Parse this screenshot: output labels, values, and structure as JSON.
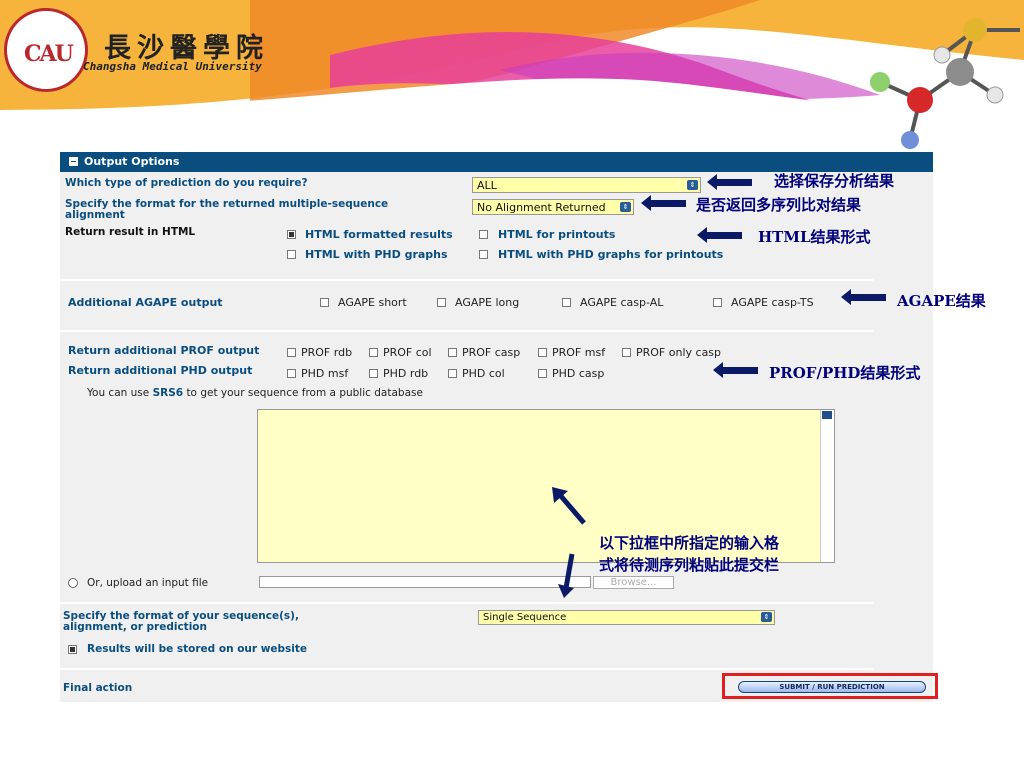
{
  "header": {
    "logo_text": "CAU",
    "school_name_cn": "長沙醫學院",
    "school_name_en": "Changsha Medical University"
  },
  "panel": {
    "title": "Output Options",
    "prediction": {
      "label": "Which type of prediction do you require?",
      "value": "ALL"
    },
    "alignment": {
      "label": "Specify the format for the returned multiple-sequence alignment",
      "value": "No Alignment Returned"
    },
    "html": {
      "label": "Return result in HTML",
      "options": [
        {
          "label": "HTML formatted results",
          "checked": true
        },
        {
          "label": "HTML for printouts",
          "checked": false
        },
        {
          "label": "HTML with PHD graphs",
          "checked": false
        },
        {
          "label": "HTML with PHD graphs for printouts",
          "checked": false
        }
      ]
    },
    "agape": {
      "label": "Additional AGAPE output",
      "options": [
        "AGAPE short",
        "AGAPE long",
        "AGAPE casp-AL",
        "AGAPE casp-TS"
      ]
    },
    "prof": {
      "label": "Return additional PROF output",
      "options": [
        "PROF rdb",
        "PROF col",
        "PROF casp",
        "PROF msf",
        "PROF only casp"
      ]
    },
    "phd": {
      "label": "Return additional PHD output",
      "options": [
        "PHD msf",
        "PHD rdb",
        "PHD col",
        "PHD casp"
      ]
    },
    "srs": {
      "prefix": "You can use",
      "link": "SRS6",
      "suffix": "to get your sequence from a public database"
    },
    "upload": {
      "label": "Or, upload an input file",
      "browse": "Browse..."
    },
    "format": {
      "label": "Specify the format of your sequence(s), alignment, or prediction",
      "value": "Single Sequence"
    },
    "store": {
      "label": "Results will be stored on our website",
      "checked": true
    },
    "final": {
      "label": "Final action",
      "submit": "SUBMIT / RUN PREDICTION"
    }
  },
  "annotations": {
    "a1": "选择保存分析结果",
    "a2": "是否返回多序列比对结果",
    "a3": "HTML结果形式",
    "a4": "AGAPE结果",
    "a5": "PROF/PHD结果形式",
    "a6_line1": "以下拉框中所指定的输入格",
    "a6_line2": "式将待测序列粘贴此提交栏"
  },
  "colors": {
    "panel_header": "#0a4e80",
    "input_bg": "#ffffaa",
    "annotation": "#00007a",
    "highlight": "#e02020"
  }
}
++++++
* _Problem_: Return each line of the data, keeping its wording exact and omitting pictures.

* _Worked solution_:
Parse this screenshot: output labels, values, and structure as JSON.
{
  "header": {
    "logo_text": "CAU",
    "school_name_cn": "長沙醫學院",
    "school_name_en": "Changsha Medical University"
  },
  "panel": {
    "title": "Output Options",
    "prediction": {
      "label": "Which type of prediction do you require?",
      "value": "ALL"
    },
    "alignment": {
      "label": "Specify the format for the returned multiple-sequence alignment",
      "value": "No Alignment Returned"
    },
    "html": {
      "label": "Return result in HTML",
      "options": [
        {
          "label": "HTML formatted results",
          "checked": true
        },
        {
          "label": "HTML for printouts",
          "checked": false
        },
        {
          "label": "HTML with PHD graphs",
          "checked": false
        },
        {
          "label": "HTML with PHD graphs for printouts",
          "checked": false
        }
      ]
    },
    "agape": {
      "label": "Additional AGAPE output",
      "options": [
        "AGAPE short",
        "AGAPE long",
        "AGAPE casp-AL",
        "AGAPE casp-TS"
      ]
    },
    "prof": {
      "label": "Return additional PROF output",
      "options": [
        "PROF rdb",
        "PROF col",
        "PROF casp",
        "PROF msf",
        "PROF only casp"
      ]
    },
    "phd": {
      "label": "Return additional PHD output",
      "options": [
        "PHD msf",
        "PHD rdb",
        "PHD col",
        "PHD casp"
      ]
    },
    "srs": {
      "prefix": "You can use",
      "link": "SRS6",
      "suffix": "to get your sequence from a public database"
    },
    "upload": {
      "label": "Or, upload an input file",
      "browse": "Browse..."
    },
    "format": {
      "label": "Specify the format of your sequence(s), alignment, or prediction",
      "value": "Single Sequence"
    },
    "store": {
      "label": "Results will be stored on our website",
      "checked": true
    },
    "final": {
      "label": "Final action",
      "submit": "SUBMIT / RUN PREDICTION"
    }
  },
  "annotations": {
    "a1": "选择保存分析结果",
    "a2": "是否返回多序列比对结果",
    "a3": "HTML结果形式",
    "a4": "AGAPE结果",
    "a5": "PROF/PHD结果形式",
    "a6_line1": "以下拉框中所指定的输入格",
    "a6_line2": "式将待测序列粘贴此提交栏"
  },
  "colors": {
    "panel_header": "#0a4e80",
    "input_bg": "#ffffaa",
    "annotation": "#00007a",
    "highlight": "#e02020"
  }
}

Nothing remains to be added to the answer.